# Objective:
Count every line where "Carolina" shows up, and give that number only.

[Items from a figure collection]
◆ ◆ ◆ ◆
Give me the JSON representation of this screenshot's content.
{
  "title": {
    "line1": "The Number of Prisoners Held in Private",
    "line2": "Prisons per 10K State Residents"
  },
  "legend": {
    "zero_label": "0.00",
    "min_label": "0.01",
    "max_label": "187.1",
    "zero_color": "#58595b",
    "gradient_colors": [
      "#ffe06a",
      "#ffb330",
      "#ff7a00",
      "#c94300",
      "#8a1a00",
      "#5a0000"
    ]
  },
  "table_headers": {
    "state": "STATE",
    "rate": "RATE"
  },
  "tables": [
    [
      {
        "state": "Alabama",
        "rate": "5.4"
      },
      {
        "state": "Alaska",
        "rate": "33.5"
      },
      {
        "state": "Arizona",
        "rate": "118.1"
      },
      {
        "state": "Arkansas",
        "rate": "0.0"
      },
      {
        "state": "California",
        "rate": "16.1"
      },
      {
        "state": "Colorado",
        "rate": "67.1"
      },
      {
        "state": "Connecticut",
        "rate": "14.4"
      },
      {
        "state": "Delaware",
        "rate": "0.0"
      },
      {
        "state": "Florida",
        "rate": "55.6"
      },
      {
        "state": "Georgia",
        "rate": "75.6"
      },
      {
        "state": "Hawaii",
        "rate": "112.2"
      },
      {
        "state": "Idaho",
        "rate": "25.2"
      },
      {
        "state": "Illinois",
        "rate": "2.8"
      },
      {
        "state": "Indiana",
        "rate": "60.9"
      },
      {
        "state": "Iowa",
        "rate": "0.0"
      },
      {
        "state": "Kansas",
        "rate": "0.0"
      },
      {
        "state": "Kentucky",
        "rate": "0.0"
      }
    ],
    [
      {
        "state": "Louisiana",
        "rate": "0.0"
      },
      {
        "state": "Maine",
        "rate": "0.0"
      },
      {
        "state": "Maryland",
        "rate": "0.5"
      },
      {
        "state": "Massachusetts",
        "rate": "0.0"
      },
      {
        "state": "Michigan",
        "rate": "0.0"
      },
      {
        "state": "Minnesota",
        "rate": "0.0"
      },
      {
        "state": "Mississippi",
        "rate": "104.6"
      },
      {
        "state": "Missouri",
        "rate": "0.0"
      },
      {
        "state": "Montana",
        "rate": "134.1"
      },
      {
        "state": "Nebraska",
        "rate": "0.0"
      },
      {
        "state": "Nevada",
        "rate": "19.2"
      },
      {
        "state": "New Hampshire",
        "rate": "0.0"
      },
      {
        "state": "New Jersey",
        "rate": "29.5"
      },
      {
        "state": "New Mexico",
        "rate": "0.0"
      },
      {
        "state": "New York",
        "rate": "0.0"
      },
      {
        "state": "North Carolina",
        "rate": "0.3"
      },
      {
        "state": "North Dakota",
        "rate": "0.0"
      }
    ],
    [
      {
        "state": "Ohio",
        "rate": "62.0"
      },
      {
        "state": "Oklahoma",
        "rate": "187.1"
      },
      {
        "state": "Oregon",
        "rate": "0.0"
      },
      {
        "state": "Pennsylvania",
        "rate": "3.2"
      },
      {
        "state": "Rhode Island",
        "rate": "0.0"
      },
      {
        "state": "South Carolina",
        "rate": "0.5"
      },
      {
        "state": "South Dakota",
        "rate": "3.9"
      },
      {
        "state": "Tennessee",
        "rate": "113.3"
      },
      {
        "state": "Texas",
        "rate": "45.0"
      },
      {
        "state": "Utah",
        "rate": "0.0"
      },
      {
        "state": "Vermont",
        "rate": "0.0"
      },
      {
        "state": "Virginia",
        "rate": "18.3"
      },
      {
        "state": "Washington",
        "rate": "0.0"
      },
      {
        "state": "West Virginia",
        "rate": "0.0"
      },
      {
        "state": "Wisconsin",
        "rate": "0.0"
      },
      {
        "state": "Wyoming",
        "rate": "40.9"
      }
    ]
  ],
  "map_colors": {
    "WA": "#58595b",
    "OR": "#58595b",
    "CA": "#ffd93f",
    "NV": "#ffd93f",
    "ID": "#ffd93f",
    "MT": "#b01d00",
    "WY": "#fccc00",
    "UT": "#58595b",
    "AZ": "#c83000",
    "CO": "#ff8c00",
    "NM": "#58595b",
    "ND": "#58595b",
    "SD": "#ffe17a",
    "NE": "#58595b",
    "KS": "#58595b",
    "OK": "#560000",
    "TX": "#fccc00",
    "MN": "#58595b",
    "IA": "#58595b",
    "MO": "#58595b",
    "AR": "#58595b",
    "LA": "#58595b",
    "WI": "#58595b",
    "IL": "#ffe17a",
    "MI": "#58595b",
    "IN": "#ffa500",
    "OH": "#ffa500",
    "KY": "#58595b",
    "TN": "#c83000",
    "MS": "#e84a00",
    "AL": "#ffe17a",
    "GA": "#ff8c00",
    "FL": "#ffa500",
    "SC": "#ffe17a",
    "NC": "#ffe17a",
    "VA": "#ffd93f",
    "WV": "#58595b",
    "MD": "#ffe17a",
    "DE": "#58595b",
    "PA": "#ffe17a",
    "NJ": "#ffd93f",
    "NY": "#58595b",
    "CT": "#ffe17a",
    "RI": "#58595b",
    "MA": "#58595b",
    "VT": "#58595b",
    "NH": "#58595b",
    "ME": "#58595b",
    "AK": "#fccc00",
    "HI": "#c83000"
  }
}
◆ ◆ ◆ ◆
# Response for this exercise:
2